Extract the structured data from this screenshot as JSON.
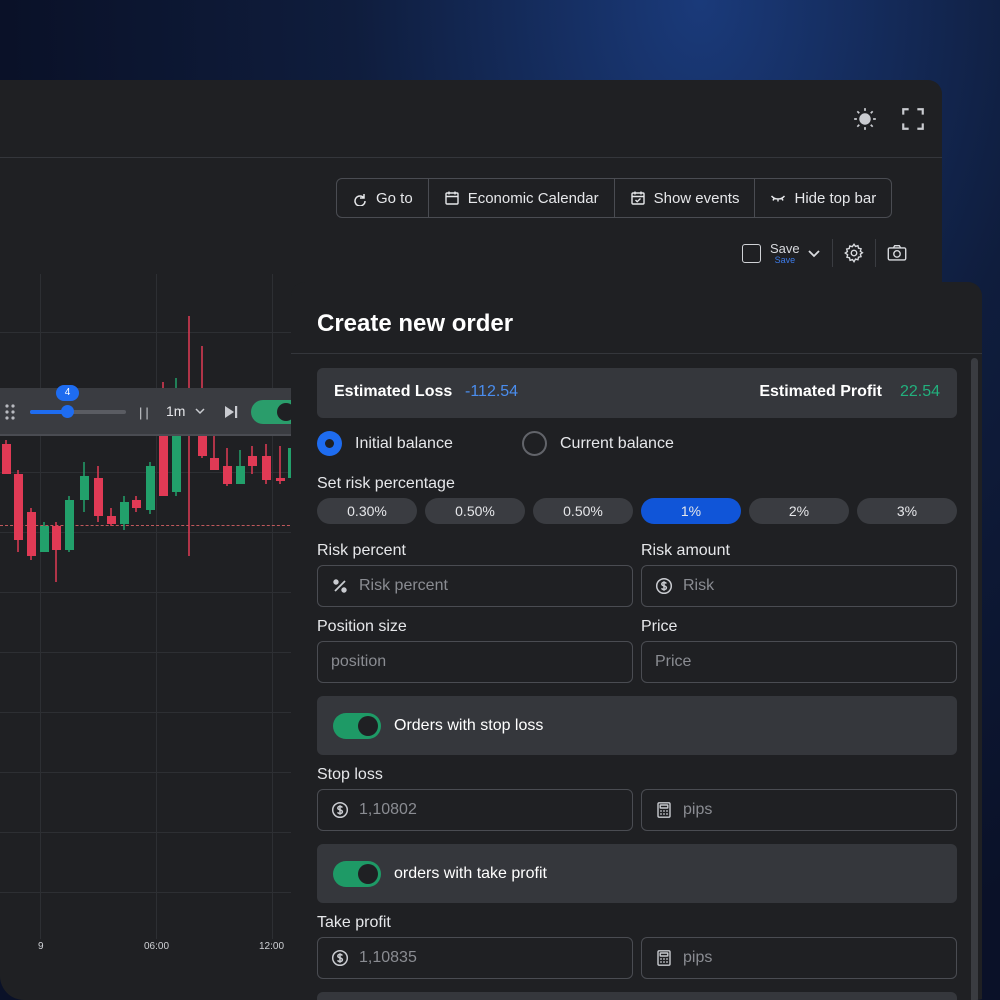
{
  "toolbar": {
    "goto": "Go to",
    "calendar": "Economic Calendar",
    "events": "Show events",
    "hide": "Hide top bar"
  },
  "save": {
    "label": "Save",
    "sublabel": "Save"
  },
  "playback": {
    "speed": "4",
    "timeframe": "1m",
    "slider_fraction": 0.4
  },
  "chart": {
    "x_ticks": [
      "9",
      "06:00",
      "12:00"
    ]
  },
  "order": {
    "title": "Create new order",
    "estimated_loss_label": "Estimated Loss",
    "estimated_loss_value": "-112.54",
    "estimated_profit_label": "Estimated Profit",
    "estimated_profit_value": "22.54",
    "balance_options": [
      "Initial balance",
      "Current balance"
    ],
    "balance_selected": "Initial balance",
    "risk_percentage_label": "Set risk percentage",
    "risk_chips": [
      "0.30%",
      "0.50%",
      "0.50%",
      "1%",
      "2%",
      "3%"
    ],
    "risk_chip_selected": "1%",
    "risk_percent_label": "Risk percent",
    "risk_percent_placeholder": "Risk percent",
    "risk_amount_label": "Risk amount",
    "risk_amount_placeholder": "Risk",
    "position_size_label": "Position size",
    "position_size_placeholder": "position",
    "price_label": "Price",
    "price_placeholder": "Price",
    "stop_loss_toggle_label": "Orders with stop loss",
    "stop_loss_label": "Stop loss",
    "stop_loss_value": "1,10802",
    "stop_loss_pips": "pips",
    "take_profit_toggle_label": "orders with take profit",
    "take_profit_label": "Take profit",
    "take_profit_value": "1,10835",
    "take_profit_pips": "pips"
  },
  "colors": {
    "accent": "#1e6cf0",
    "loss": "#4a8dee",
    "profit": "#22b07d",
    "toggle_on": "#1e9a66",
    "candle_up": "#22a06b",
    "candle_down": "#e03a55"
  }
}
---
Look through the entries and return every line where "with" appears.

#### [FINAL ANSWER]
    "stop_loss_toggle_label": "Orders with stop loss",
    "take_profit_toggle_label": "orders with take profit",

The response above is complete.